▼

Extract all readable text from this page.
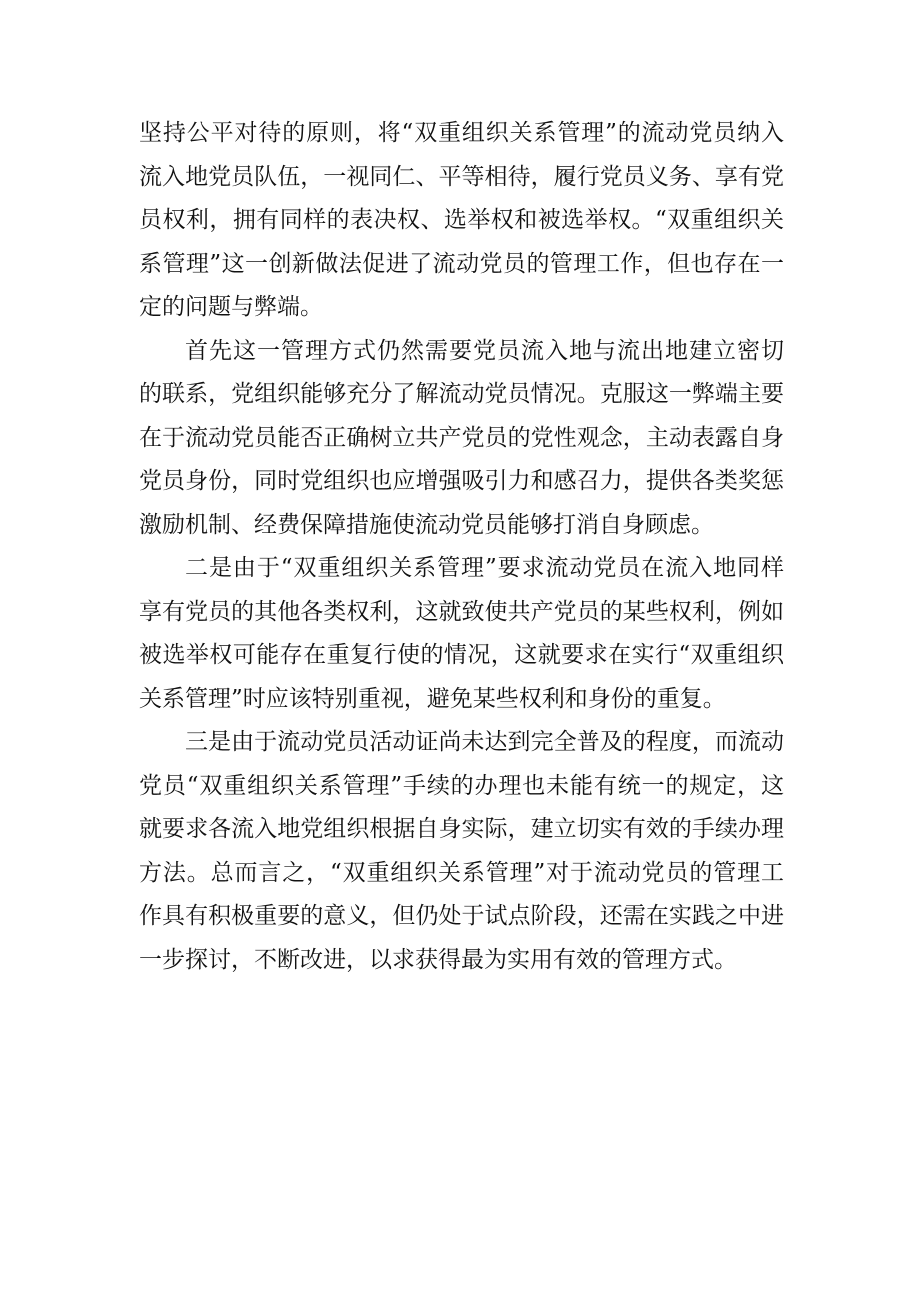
坚持公平对待的原则，将“双重组织关系管理”的流动党员纳入
流入地党员队伍，一视同仁、平等相待，履行党员义务、享有党
员权利，拥有同样的表决权、选举权和被选举权。“双重组织关
系管理”这一创新做法促进了流动党员的管理工作，但也存在一
定的问题与弊端。

首先这一管理方式仍然需要党员流入地与流出地建立密切
的联系，党组织能够充分了解流动党员情况。克服这一弊端主要
在于流动党员能否正确树立共产党员的党性观念，主动表露自身
党员身份，同时党组织也应增强吸引力和感召力，提供各类奖惩
激励机制、经费保障措施使流动党员能够打消自身顾虑。

二是由于“双重组织关系管理”要求流动党员在流入地同样
享有党员的其他各类权利，这就致使共产党员的某些权利，例如
被选举权可能存在重复行使的情况，这就要求在实行“双重组织
关系管理”时应该特别重视，避免某些权利和身份的重复。

三是由于流动党员活动证尚未达到完全普及的程度，而流动
党员“双重组织关系管理”手续的办理也未能有统一的规定，这
就要求各流入地党组织根据自身实际，建立切实有效的手续办理
方法。总而言之，“双重组织关系管理”对于流动党员的管理工
作具有积极重要的意义，但仍处于试点阶段，还需在实践之中进
一步探讨，不断改进，以求获得最为实用有效的管理方式。
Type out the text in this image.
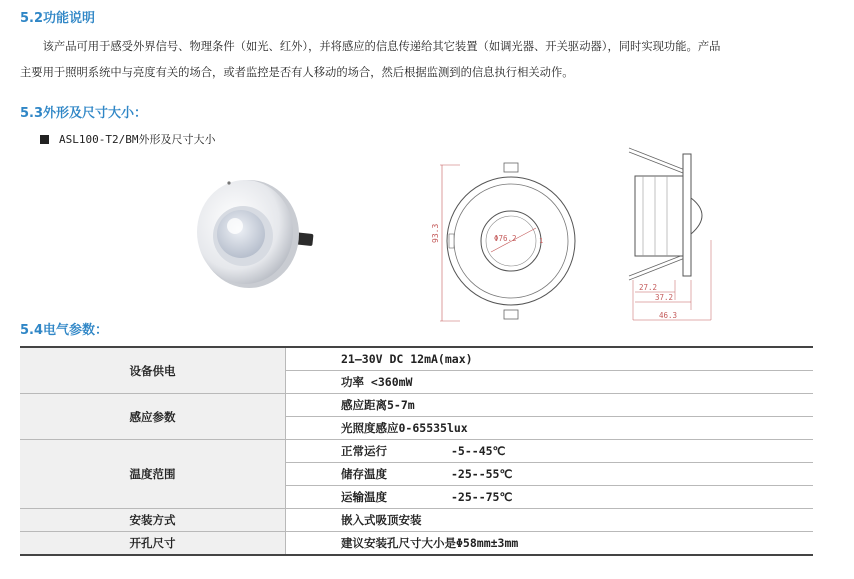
5.2功能说明

　　该产品可用于感受外界信号、物理条件（如光、红外），并将感应的信息传递给其它装置（如调光器、开关驱动器），同时实现功能。产品

主要用于照明系统中与亮度有关的场合，或者监控是否有人移动的场合，然后根据监测到的信息执行相关动作。

5.3外形及尺寸大小：
ASL100-T2/BM外形及尺寸大小
93.3	Φ76.2	1
27.2
37.2
46.3
5.4电气参数：
设备供电	21—30V DC 12mA(max)
	功率 <360mW
感应参数	感应距离5-7m
	光照度感应0-65535lux
温度范围	正常运行 -5--45℃
	储存温度 -25--55℃
	运输温度 -25--75℃
安装方式	嵌入式吸顶安装
开孔尺寸	建议安装孔尺寸大小是Φ58mm±3mm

▲

§ PROBLEM STATEMENT:
Skip the pictures and copy exactly the lines from the one containing "Type out the text in this image." through the end of the material, both ends included.

§ COMPLETED TASK:
Type out the text in this image.
5.2功能说明

　　该产品可用于感受外界信号、物理条件（如光、红外），并将感应的信息传递给其它装置（如调光器、开关驱动器），同时实现功能。产品

主要用于照明系统中与亮度有关的场合，或者监控是否有人移动的场合，然后根据监测到的信息执行相关动作。

5.3外形及尺寸大小：
ASL100-T2/BM外形及尺寸大小
93.3	Φ76.2	1
27.2
37.2
46.3
5.4电气参数：
设备供电	21—30V DC 12mA(max)
	功率 <360mW
感应参数	感应距离5-7m
	光照度感应0-65535lux
温度范围	正常运行 -5--45℃
	储存温度 -25--55℃
	运输温度 -25--75℃
安装方式	嵌入式吸顶安装
开孔尺寸	建议安装孔尺寸大小是Φ58mm±3mm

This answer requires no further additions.